Dataset records on visual material:
■ ■ ■ ■ ■

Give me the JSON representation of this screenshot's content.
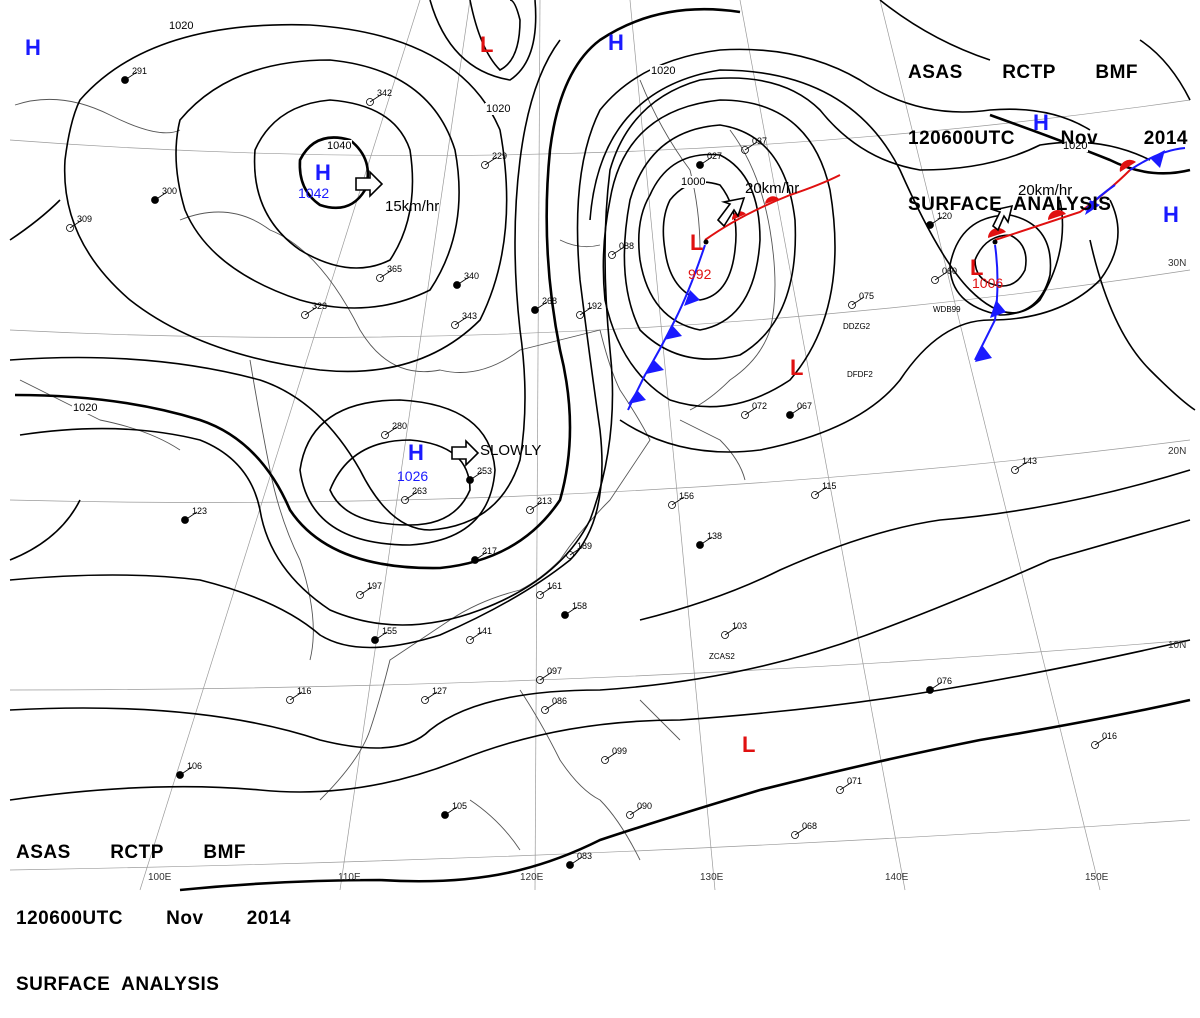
{
  "header": {
    "line1": [
      "ASAS",
      "RCTP",
      "BMF"
    ],
    "line2": [
      "120600UTC",
      "Nov",
      "2014"
    ],
    "line3": "SURFACE  ANALYSIS"
  },
  "longitude_labels": [
    "100E",
    "110E",
    "120E",
    "130E",
    "140E",
    "150E"
  ],
  "latitude_labels": [
    "30N",
    "20N",
    "10N"
  ],
  "pressure_systems": [
    {
      "type": "H",
      "value": "1042",
      "motion": "15km/hr"
    },
    {
      "type": "H",
      "value": "1026",
      "motion": "SLOWLY"
    },
    {
      "type": "L",
      "value": "992",
      "motion": "20km/hr"
    },
    {
      "type": "L",
      "value": "1006",
      "motion": "20km/hr"
    },
    {
      "type": "H",
      "value": ""
    },
    {
      "type": "H",
      "value": ""
    },
    {
      "type": "H",
      "value": ""
    },
    {
      "type": "H",
      "value": ""
    },
    {
      "type": "L",
      "value": ""
    },
    {
      "type": "L",
      "value": ""
    },
    {
      "type": "L",
      "value": ""
    }
  ],
  "isobar_labels": [
    "1040",
    "1020",
    "1020",
    "1020",
    "1000",
    "1020",
    "1020"
  ],
  "station_samples": [
    "291",
    "342",
    "229",
    "300",
    "309",
    "365",
    "340",
    "323",
    "343",
    "268",
    "192",
    "088",
    "027",
    "037",
    "075",
    "120",
    "060",
    "280",
    "253",
    "263",
    "213",
    "217",
    "189",
    "161",
    "158",
    "141",
    "156",
    "138",
    "143",
    "115",
    "067",
    "072",
    "197",
    "155",
    "127",
    "116",
    "106",
    "097",
    "086",
    "105",
    "099",
    "090",
    "083",
    "071",
    "068",
    "076",
    "016",
    "103",
    "123"
  ],
  "station_ids": [
    "DDZG2",
    "DFDF2",
    "WDB99",
    "ZCAS2"
  ],
  "colors": {
    "high": "#1a1aff",
    "low": "#e01010",
    "coast": "#555555",
    "isobar": "#000000",
    "grid": "#888888"
  }
}
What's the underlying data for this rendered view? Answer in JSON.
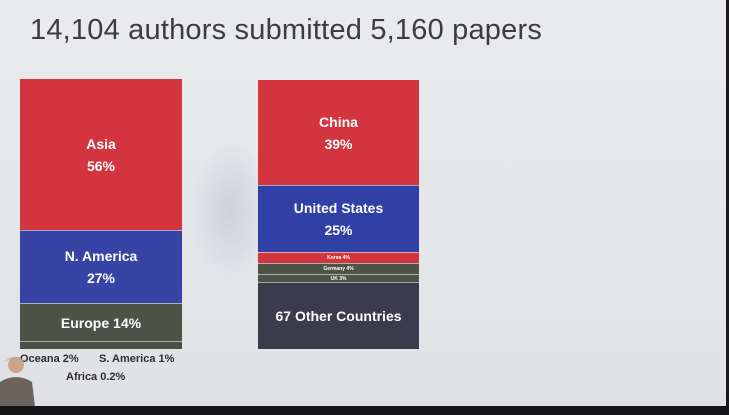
{
  "colors": {
    "asia": "#d3353f",
    "n_america": "#3744a6",
    "europe": "#4e5347",
    "small": "#4b4f45",
    "china": "#d3353f",
    "united_states": "#3040a4",
    "korea": "#d3353f",
    "germany": "#4e5347",
    "uk": "#4e5347",
    "other": "#3c3b4c"
  },
  "chart_data": {
    "type": "bar",
    "title": "14,104 authors submitted 5,160 papers",
    "charts": [
      {
        "name": "by_region",
        "segments": [
          {
            "key": "asia",
            "label": "Asia",
            "value_label": "56%",
            "value": 56
          },
          {
            "key": "n_america",
            "label": "N. America",
            "value_label": "27%",
            "value": 27
          },
          {
            "key": "europe",
            "label": "Europe 14%",
            "value": 14
          },
          {
            "key": "oceana",
            "label": "Oceana 2%",
            "value": 2
          },
          {
            "key": "s_america",
            "label": "S. America 1%",
            "value": 1
          },
          {
            "key": "africa",
            "label": "Africa 0.2%",
            "value": 0.2
          }
        ]
      },
      {
        "name": "by_country",
        "segments": [
          {
            "key": "china",
            "label": "China",
            "value_label": "39%",
            "value": 39
          },
          {
            "key": "united_states",
            "label": "United States",
            "value_label": "25%",
            "value": 25
          },
          {
            "key": "korea",
            "label": "Korea 4%",
            "value": 4
          },
          {
            "key": "germany",
            "label": "Germany 4%",
            "value": 4
          },
          {
            "key": "uk",
            "label": "UK 3%",
            "value": 3
          },
          {
            "key": "other",
            "label": "67 Other Countries",
            "value": 25
          }
        ]
      }
    ]
  }
}
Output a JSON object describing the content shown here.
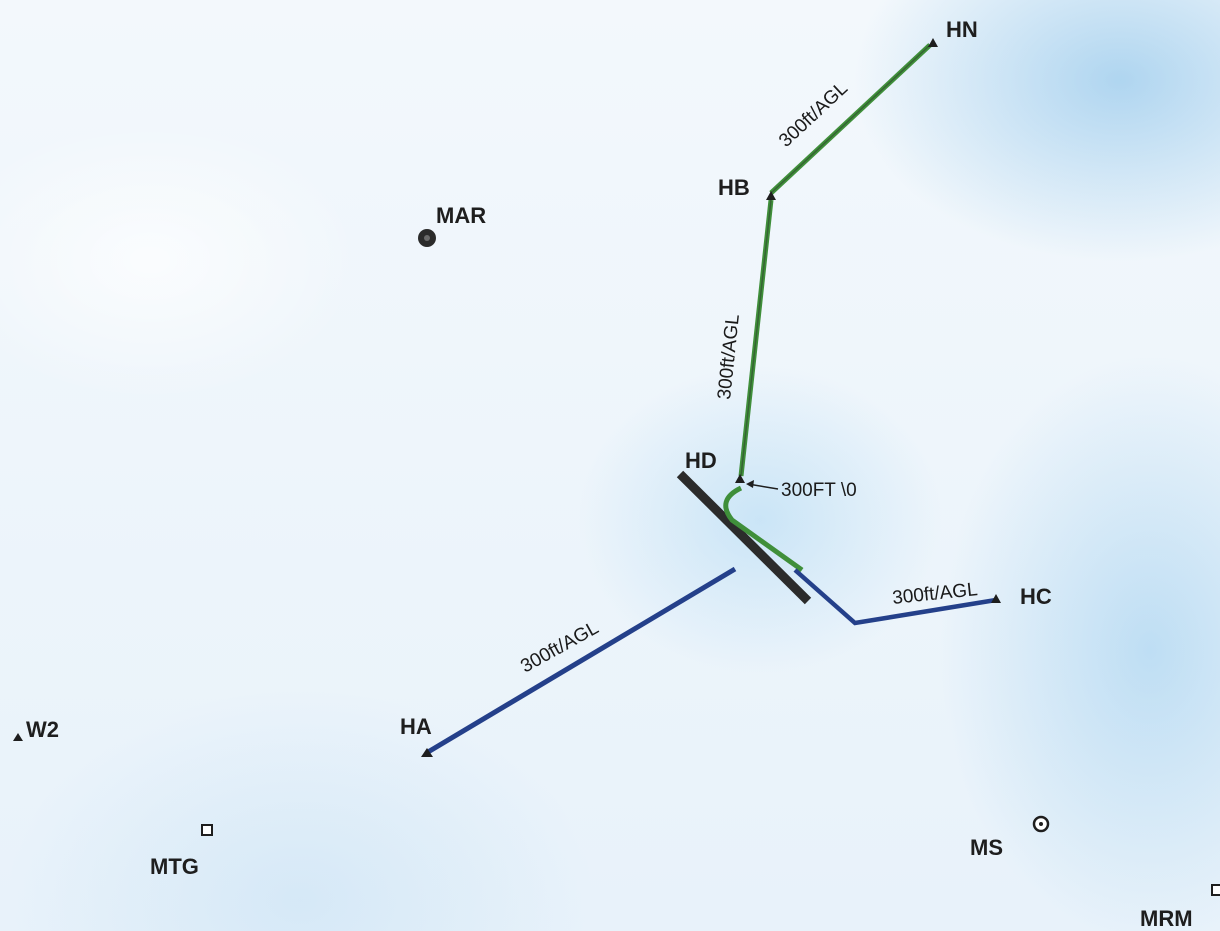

■ ■ ■ ■ ■

Written exercise -
Pictures don't belong in the copy. Restate all the entries exactly.

Exercise solution -
Give me the JSON representation of this screenshot's content.
{
  "header": {
    "line1": [
      "ASAS",
      "RCTP",
      "BMF"
    ],
    "line2": [
      "120600UTC",
      "Nov",
      "2014"
    ],
    "line3": "SURFACE  ANALYSIS"
  },
  "longitude_labels": [
    "100E",
    "110E",
    "120E",
    "130E",
    "140E",
    "150E"
  ],
  "latitude_labels": [
    "30N",
    "20N",
    "10N"
  ],
  "pressure_systems": [
    {
      "type": "H",
      "value": "1042",
      "motion": "15km/hr"
    },
    {
      "type": "H",
      "value": "1026",
      "motion": "SLOWLY"
    },
    {
      "type": "L",
      "value": "992",
      "motion": "20km/hr"
    },
    {
      "type": "L",
      "value": "1006",
      "motion": "20km/hr"
    },
    {
      "type": "H",
      "value": ""
    },
    {
      "type": "H",
      "value": ""
    },
    {
      "type": "H",
      "value": ""
    },
    {
      "type": "H",
      "value": ""
    },
    {
      "type": "L",
      "value": ""
    },
    {
      "type": "L",
      "value": ""
    },
    {
      "type": "L",
      "value": ""
    }
  ],
  "isobar_labels": [
    "1040",
    "1020",
    "1020",
    "1020",
    "1000",
    "1020",
    "1020"
  ],
  "station_samples": [
    "291",
    "342",
    "229",
    "300",
    "309",
    "365",
    "340",
    "323",
    "343",
    "268",
    "192",
    "088",
    "027",
    "037",
    "075",
    "120",
    "060",
    "280",
    "253",
    "263",
    "213",
    "217",
    "189",
    "161",
    "158",
    "141",
    "156",
    "138",
    "143",
    "115",
    "067",
    "072",
    "197",
    "155",
    "127",
    "116",
    "106",
    "097",
    "086",
    "105",
    "099",
    "090",
    "083",
    "071",
    "068",
    "076",
    "016",
    "103",
    "123"
  ],
  "station_ids": [
    "DDZG2",
    "DFDF2",
    "WDB99",
    "ZCAS2"
  ],
  "colors": {
    "high": "#1a1aff",
    "low": "#e01010",
    "coast": "#555555",
    "isobar": "#000000",
    "grid": "#888888"
  }
}
What's the underlying data for this rendered view? Answer in JSON.
{
  "colors": {
    "asia": "#d3353f",
    "n_america": "#3744a6",
    "europe": "#4e5347",
    "small": "#4b4f45",
    "china": "#d3353f",
    "united_states": "#3040a4",
    "korea": "#d3353f",
    "germany": "#4e5347",
    "uk": "#4e5347",
    "other": "#3c3b4c"
  },
  "chart_data": {
    "type": "bar",
    "title": "14,104 authors submitted 5,160 papers",
    "charts": [
      {
        "name": "by_region",
        "segments": [
          {
            "key": "asia",
            "label": "Asia",
            "value_label": "56%",
            "value": 56
          },
          {
            "key": "n_america",
            "label": "N. America",
            "value_label": "27%",
            "value": 27
          },
          {
            "key": "europe",
            "label": "Europe 14%",
            "value": 14
          },
          {
            "key": "oceana",
            "label": "Oceana 2%",
            "value": 2
          },
          {
            "key": "s_america",
            "label": "S. America 1%",
            "value": 1
          },
          {
            "key": "africa",
            "label": "Africa 0.2%",
            "value": 0.2
          }
        ]
      },
      {
        "name": "by_country",
        "segments": [
          {
            "key": "china",
            "label": "China",
            "value_label": "39%",
            "value": 39
          },
          {
            "key": "united_states",
            "label": "United States",
            "value_label": "25%",
            "value": 25
          },
          {
            "key": "korea",
            "label": "Korea 4%",
            "value": 4
          },
          {
            "key": "germany",
            "label": "Germany 4%",
            "value": 4
          },
          {
            "key": "uk",
            "label": "UK 3%",
            "value": 3
          },
          {
            "key": "other",
            "label": "67 Other Countries",
            "value": 25
          }
        ]
      }
    ]
  }
}
Output a JSON object describing the content shown here.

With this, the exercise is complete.